Print out each record below, unaltered and complete, without its images.
╭─ Given entries
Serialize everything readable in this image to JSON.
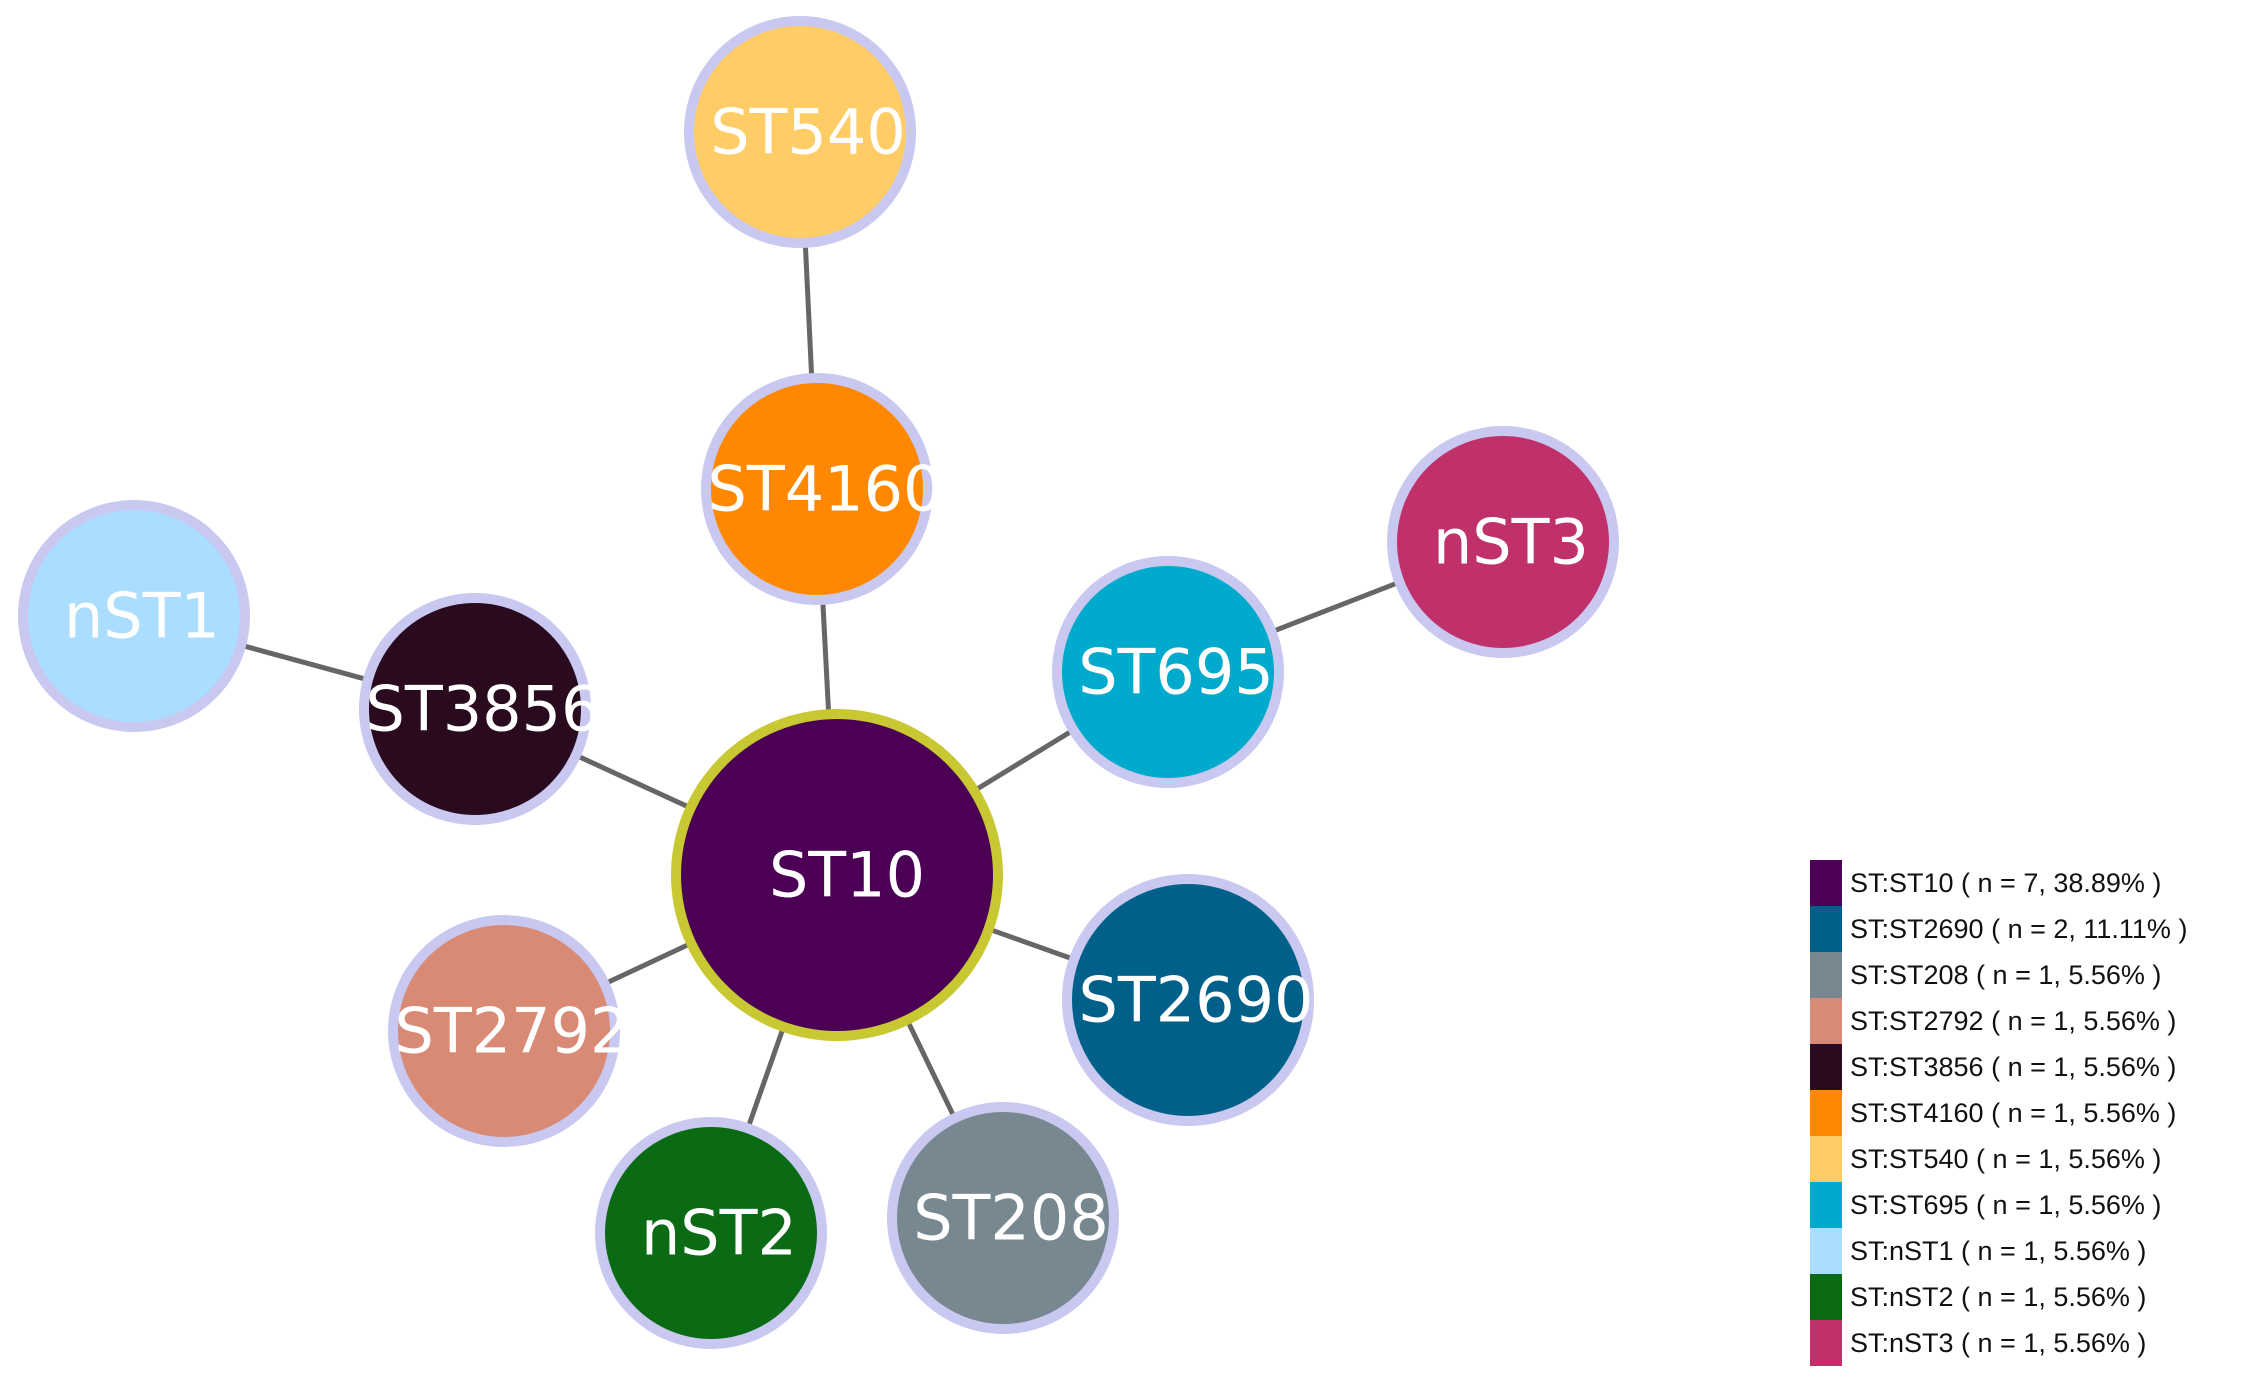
{
  "nodes": [
    "ST10",
    "ST540",
    "ST4160",
    "nST1",
    "ST3856",
    "nST3",
    "ST695",
    "ST2690",
    "ST2792",
    "nST2",
    "ST208"
  ],
  "legend": [
    "ST:ST10 ( n = 7, 38.89% )",
    "ST:ST2690 ( n = 2, 11.11% )",
    "ST:ST208 ( n = 1, 5.56% )",
    "ST:ST2792 ( n = 1, 5.56% )",
    "ST:ST3856 ( n = 1, 5.56% )",
    "ST:ST4160 ( n = 1, 5.56% )",
    "ST:ST540 ( n = 1, 5.56% )",
    "ST:ST695 ( n = 1, 5.56% )",
    "ST:nST1 ( n = 1, 5.56% )",
    "ST:nST2 ( n = 1, 5.56% )",
    "ST:nST3 ( n = 1, 5.56% )"
  ]
}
╰─
● **Output**
Serialize everything readable in this image to JSON.
{
  "nodes": [
    "ST10",
    "ST540",
    "ST4160",
    "nST1",
    "ST3856",
    "nST3",
    "ST695",
    "ST2690",
    "ST2792",
    "nST2",
    "ST208"
  ],
  "legend": [
    "ST:ST10 ( n = 7, 38.89% )",
    "ST:ST2690 ( n = 2, 11.11% )",
    "ST:ST208 ( n = 1, 5.56% )",
    "ST:ST2792 ( n = 1, 5.56% )",
    "ST:ST3856 ( n = 1, 5.56% )",
    "ST:ST4160 ( n = 1, 5.56% )",
    "ST:ST540 ( n = 1, 5.56% )",
    "ST:ST695 ( n = 1, 5.56% )",
    "ST:nST1 ( n = 1, 5.56% )",
    "ST:nST2 ( n = 1, 5.56% )",
    "ST:nST3 ( n = 1, 5.56% )"
  ]
}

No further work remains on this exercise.